↓↓↓
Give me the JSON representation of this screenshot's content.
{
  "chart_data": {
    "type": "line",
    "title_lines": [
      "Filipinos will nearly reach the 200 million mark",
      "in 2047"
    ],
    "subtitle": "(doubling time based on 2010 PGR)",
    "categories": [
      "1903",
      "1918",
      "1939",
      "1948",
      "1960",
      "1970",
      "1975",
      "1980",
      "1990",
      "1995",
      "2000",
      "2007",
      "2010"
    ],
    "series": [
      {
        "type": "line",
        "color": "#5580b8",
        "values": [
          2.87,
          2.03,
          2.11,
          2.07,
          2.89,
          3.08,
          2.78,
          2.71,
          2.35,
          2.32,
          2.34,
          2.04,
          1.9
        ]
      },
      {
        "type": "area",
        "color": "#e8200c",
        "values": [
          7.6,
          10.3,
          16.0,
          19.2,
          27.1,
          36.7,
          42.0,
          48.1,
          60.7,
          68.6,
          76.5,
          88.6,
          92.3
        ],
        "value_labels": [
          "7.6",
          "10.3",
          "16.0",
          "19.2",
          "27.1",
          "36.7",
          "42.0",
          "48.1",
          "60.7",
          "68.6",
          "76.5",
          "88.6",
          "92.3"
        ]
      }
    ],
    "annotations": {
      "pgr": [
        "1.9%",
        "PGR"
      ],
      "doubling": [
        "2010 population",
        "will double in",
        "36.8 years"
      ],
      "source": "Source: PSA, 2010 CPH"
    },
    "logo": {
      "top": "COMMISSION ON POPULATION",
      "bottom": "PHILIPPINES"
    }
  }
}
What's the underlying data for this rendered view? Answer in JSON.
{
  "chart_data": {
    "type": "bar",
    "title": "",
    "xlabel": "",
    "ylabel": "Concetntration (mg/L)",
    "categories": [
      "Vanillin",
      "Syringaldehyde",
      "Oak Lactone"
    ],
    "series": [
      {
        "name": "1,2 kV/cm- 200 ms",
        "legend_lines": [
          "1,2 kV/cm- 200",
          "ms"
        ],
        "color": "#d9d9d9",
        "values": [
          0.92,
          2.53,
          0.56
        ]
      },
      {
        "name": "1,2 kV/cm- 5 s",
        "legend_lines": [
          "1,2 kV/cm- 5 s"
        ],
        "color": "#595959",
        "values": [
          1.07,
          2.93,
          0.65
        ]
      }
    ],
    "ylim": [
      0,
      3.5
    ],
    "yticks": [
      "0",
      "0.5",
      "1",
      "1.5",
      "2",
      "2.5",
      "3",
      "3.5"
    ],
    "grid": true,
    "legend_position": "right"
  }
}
↑↑↑
**YOUR GOAL:** Lines that hold "type" are the ones to copy; find all of them.

**TASK ANSWER:**
    "type": "line",
        "type": "line",
        "type": "area",
    "type": "bar",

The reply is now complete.